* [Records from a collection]
_ _ _ _ _ _ _

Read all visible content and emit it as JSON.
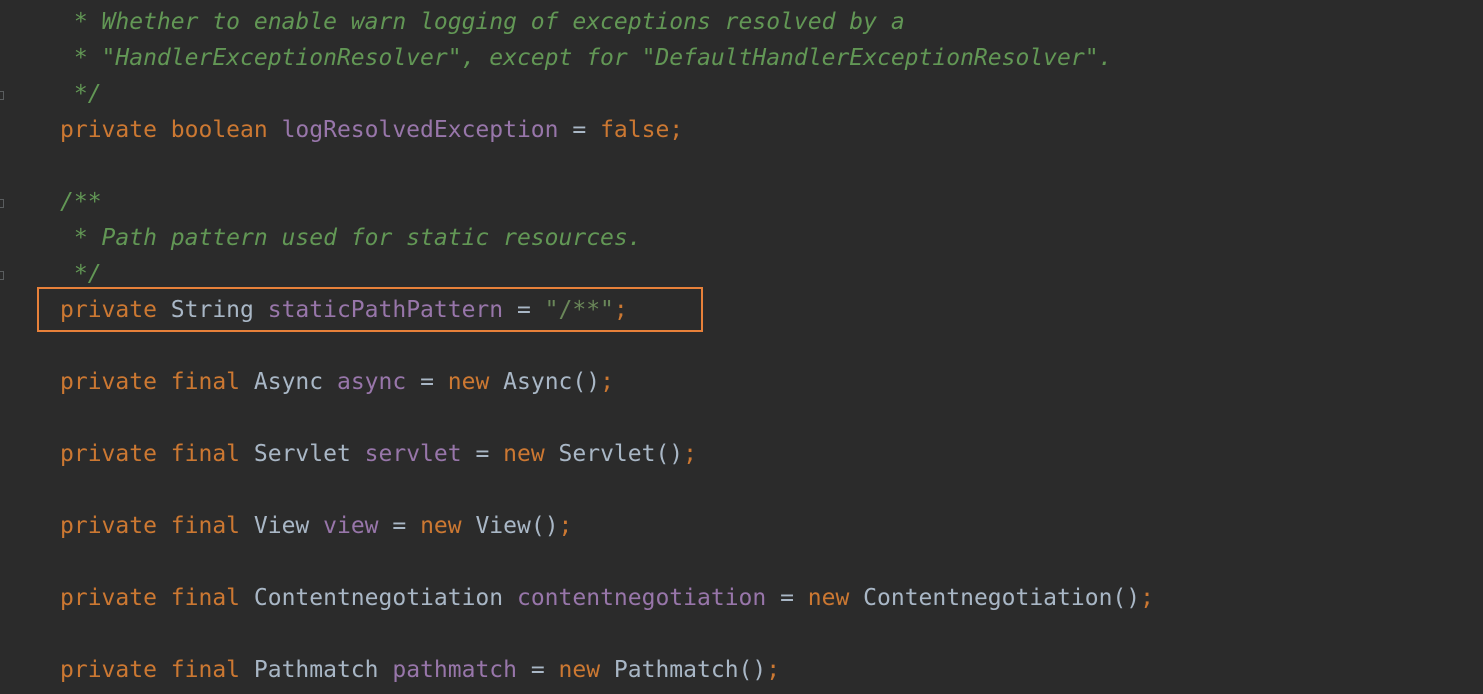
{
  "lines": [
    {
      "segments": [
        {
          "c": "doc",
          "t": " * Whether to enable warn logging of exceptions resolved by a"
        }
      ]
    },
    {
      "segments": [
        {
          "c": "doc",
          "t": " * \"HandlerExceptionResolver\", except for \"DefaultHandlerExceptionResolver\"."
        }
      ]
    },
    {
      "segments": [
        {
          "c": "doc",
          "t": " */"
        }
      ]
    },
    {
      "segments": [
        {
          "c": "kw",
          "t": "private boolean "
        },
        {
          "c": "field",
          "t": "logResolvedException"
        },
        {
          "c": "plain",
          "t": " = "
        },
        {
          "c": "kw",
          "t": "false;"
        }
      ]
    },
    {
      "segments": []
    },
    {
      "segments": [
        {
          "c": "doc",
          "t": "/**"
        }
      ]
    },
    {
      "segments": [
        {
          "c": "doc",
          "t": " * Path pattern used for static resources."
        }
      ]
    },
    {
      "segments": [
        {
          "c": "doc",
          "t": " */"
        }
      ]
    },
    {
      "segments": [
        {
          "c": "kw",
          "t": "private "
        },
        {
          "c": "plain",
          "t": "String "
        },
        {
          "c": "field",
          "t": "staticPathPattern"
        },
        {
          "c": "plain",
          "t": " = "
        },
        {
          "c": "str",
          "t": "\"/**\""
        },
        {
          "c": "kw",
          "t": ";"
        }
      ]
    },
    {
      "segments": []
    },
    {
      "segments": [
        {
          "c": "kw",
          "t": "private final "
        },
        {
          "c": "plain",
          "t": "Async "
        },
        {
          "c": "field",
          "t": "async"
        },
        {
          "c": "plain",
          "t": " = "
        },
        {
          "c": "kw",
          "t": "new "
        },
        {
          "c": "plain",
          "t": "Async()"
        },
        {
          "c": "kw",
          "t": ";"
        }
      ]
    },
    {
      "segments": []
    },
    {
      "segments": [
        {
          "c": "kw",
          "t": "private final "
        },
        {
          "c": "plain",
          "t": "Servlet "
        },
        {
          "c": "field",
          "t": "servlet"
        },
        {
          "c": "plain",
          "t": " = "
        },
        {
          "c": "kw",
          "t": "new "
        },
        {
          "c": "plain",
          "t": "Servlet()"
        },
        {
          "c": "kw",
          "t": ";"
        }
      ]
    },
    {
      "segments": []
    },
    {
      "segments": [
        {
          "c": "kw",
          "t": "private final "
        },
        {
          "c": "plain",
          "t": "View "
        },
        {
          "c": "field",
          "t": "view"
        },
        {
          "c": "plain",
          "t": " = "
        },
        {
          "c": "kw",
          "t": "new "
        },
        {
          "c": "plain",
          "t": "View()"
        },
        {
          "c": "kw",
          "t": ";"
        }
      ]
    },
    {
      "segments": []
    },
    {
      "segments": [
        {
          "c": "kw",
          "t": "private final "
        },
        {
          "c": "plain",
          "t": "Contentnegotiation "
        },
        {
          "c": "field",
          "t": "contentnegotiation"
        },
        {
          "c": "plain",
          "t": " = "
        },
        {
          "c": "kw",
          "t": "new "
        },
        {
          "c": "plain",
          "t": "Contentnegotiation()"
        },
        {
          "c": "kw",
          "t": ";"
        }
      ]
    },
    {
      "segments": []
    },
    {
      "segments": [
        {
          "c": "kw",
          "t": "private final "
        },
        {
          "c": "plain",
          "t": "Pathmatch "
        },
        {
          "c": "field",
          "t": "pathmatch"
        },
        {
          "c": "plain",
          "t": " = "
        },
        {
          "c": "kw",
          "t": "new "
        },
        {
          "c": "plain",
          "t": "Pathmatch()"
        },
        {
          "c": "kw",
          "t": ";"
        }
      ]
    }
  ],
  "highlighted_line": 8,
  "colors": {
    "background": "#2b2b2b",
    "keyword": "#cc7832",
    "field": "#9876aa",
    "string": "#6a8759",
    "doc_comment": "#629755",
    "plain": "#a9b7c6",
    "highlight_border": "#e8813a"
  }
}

_ _ _ _ _ _ _

* [Required work] Images should not appear in the copy; retype the listing above exactly.

* [Solution for this problem]
Read all visible content and emit it as JSON.
{
  "lines": [
    {
      "segments": [
        {
          "c": "doc",
          "t": " * Whether to enable warn logging of exceptions resolved by a"
        }
      ]
    },
    {
      "segments": [
        {
          "c": "doc",
          "t": " * \"HandlerExceptionResolver\", except for \"DefaultHandlerExceptionResolver\"."
        }
      ]
    },
    {
      "segments": [
        {
          "c": "doc",
          "t": " */"
        }
      ]
    },
    {
      "segments": [
        {
          "c": "kw",
          "t": "private boolean "
        },
        {
          "c": "field",
          "t": "logResolvedException"
        },
        {
          "c": "plain",
          "t": " = "
        },
        {
          "c": "kw",
          "t": "false;"
        }
      ]
    },
    {
      "segments": []
    },
    {
      "segments": [
        {
          "c": "doc",
          "t": "/**"
        }
      ]
    },
    {
      "segments": [
        {
          "c": "doc",
          "t": " * Path pattern used for static resources."
        }
      ]
    },
    {
      "segments": [
        {
          "c": "doc",
          "t": " */"
        }
      ]
    },
    {
      "segments": [
        {
          "c": "kw",
          "t": "private "
        },
        {
          "c": "plain",
          "t": "String "
        },
        {
          "c": "field",
          "t": "staticPathPattern"
        },
        {
          "c": "plain",
          "t": " = "
        },
        {
          "c": "str",
          "t": "\"/**\""
        },
        {
          "c": "kw",
          "t": ";"
        }
      ]
    },
    {
      "segments": []
    },
    {
      "segments": [
        {
          "c": "kw",
          "t": "private final "
        },
        {
          "c": "plain",
          "t": "Async "
        },
        {
          "c": "field",
          "t": "async"
        },
        {
          "c": "plain",
          "t": " = "
        },
        {
          "c": "kw",
          "t": "new "
        },
        {
          "c": "plain",
          "t": "Async()"
        },
        {
          "c": "kw",
          "t": ";"
        }
      ]
    },
    {
      "segments": []
    },
    {
      "segments": [
        {
          "c": "kw",
          "t": "private final "
        },
        {
          "c": "plain",
          "t": "Servlet "
        },
        {
          "c": "field",
          "t": "servlet"
        },
        {
          "c": "plain",
          "t": " = "
        },
        {
          "c": "kw",
          "t": "new "
        },
        {
          "c": "plain",
          "t": "Servlet()"
        },
        {
          "c": "kw",
          "t": ";"
        }
      ]
    },
    {
      "segments": []
    },
    {
      "segments": [
        {
          "c": "kw",
          "t": "private final "
        },
        {
          "c": "plain",
          "t": "View "
        },
        {
          "c": "field",
          "t": "view"
        },
        {
          "c": "plain",
          "t": " = "
        },
        {
          "c": "kw",
          "t": "new "
        },
        {
          "c": "plain",
          "t": "View()"
        },
        {
          "c": "kw",
          "t": ";"
        }
      ]
    },
    {
      "segments": []
    },
    {
      "segments": [
        {
          "c": "kw",
          "t": "private final "
        },
        {
          "c": "plain",
          "t": "Contentnegotiation "
        },
        {
          "c": "field",
          "t": "contentnegotiation"
        },
        {
          "c": "plain",
          "t": " = "
        },
        {
          "c": "kw",
          "t": "new "
        },
        {
          "c": "plain",
          "t": "Contentnegotiation()"
        },
        {
          "c": "kw",
          "t": ";"
        }
      ]
    },
    {
      "segments": []
    },
    {
      "segments": [
        {
          "c": "kw",
          "t": "private final "
        },
        {
          "c": "plain",
          "t": "Pathmatch "
        },
        {
          "c": "field",
          "t": "pathmatch"
        },
        {
          "c": "plain",
          "t": " = "
        },
        {
          "c": "kw",
          "t": "new "
        },
        {
          "c": "plain",
          "t": "Pathmatch()"
        },
        {
          "c": "kw",
          "t": ";"
        }
      ]
    }
  ],
  "highlighted_line": 8,
  "colors": {
    "background": "#2b2b2b",
    "keyword": "#cc7832",
    "field": "#9876aa",
    "string": "#6a8759",
    "doc_comment": "#629755",
    "plain": "#a9b7c6",
    "highlight_border": "#e8813a"
  }
}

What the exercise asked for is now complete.